Exercise brief – Tally the lines containing "código" and report the number alone.

Data rows –
#####

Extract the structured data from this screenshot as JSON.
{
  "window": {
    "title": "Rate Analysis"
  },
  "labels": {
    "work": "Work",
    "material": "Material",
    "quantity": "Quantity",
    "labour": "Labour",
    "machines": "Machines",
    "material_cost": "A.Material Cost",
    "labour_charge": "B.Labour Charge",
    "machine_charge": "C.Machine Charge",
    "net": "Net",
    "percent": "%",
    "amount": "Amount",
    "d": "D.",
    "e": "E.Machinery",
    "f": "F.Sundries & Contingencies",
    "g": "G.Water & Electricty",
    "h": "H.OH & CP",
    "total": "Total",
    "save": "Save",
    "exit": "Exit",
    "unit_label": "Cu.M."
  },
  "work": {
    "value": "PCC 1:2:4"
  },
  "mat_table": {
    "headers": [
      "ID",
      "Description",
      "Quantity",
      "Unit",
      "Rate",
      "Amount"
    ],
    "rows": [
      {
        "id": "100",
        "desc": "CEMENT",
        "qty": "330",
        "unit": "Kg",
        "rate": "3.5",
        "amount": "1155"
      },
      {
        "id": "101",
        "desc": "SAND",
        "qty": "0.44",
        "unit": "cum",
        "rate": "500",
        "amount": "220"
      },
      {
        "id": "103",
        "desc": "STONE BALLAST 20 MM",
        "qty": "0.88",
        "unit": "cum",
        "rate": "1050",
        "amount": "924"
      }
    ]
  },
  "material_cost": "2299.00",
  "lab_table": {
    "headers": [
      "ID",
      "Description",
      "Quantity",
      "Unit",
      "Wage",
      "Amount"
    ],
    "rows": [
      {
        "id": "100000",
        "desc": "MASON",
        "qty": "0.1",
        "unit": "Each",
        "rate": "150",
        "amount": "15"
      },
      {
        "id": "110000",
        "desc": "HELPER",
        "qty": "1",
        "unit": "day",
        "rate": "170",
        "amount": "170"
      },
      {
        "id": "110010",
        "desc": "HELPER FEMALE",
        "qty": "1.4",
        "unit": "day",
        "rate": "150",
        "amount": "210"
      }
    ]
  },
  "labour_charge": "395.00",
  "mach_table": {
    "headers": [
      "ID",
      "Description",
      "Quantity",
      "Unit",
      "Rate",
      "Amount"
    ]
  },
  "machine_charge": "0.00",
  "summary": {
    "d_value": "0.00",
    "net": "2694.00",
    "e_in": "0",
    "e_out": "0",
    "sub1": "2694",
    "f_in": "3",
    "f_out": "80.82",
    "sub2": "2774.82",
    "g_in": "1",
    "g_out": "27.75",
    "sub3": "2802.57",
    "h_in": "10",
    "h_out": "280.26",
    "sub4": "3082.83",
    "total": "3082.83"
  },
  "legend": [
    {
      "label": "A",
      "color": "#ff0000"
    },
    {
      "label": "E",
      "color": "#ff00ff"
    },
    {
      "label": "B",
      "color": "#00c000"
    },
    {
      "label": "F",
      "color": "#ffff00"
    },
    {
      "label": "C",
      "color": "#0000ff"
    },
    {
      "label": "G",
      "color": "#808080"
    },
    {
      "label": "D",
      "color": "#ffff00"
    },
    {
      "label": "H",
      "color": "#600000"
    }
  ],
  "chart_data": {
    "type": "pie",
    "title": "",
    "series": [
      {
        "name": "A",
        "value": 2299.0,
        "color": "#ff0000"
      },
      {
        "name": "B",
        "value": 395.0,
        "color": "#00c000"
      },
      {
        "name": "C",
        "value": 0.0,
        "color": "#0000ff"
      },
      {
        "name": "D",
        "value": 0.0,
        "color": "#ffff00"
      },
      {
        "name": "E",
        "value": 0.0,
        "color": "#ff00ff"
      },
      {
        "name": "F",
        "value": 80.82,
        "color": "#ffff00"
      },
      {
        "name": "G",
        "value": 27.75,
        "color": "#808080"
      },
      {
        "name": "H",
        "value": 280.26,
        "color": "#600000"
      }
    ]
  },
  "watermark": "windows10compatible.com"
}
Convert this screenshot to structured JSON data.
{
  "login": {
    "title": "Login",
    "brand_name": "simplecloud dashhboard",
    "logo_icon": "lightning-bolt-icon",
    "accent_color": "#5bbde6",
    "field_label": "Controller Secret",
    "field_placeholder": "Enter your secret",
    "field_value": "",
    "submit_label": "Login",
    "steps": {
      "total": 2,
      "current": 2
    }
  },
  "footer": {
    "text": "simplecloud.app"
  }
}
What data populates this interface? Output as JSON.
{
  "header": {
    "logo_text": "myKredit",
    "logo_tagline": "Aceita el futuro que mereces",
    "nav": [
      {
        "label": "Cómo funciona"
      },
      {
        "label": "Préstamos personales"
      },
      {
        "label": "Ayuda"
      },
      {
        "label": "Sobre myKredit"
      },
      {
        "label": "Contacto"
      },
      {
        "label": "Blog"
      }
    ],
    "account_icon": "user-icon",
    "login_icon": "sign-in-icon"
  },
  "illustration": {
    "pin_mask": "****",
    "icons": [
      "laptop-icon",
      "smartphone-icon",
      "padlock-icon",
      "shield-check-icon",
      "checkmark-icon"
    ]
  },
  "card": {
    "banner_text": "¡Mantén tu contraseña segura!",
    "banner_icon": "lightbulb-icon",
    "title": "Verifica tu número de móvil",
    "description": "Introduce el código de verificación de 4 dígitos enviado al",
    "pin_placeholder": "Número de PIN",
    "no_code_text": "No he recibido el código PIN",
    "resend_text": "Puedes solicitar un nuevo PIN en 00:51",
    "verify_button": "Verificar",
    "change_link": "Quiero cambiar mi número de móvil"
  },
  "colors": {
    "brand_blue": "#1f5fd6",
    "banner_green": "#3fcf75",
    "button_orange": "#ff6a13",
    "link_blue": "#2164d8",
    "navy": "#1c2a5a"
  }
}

#####

Worked solution – 2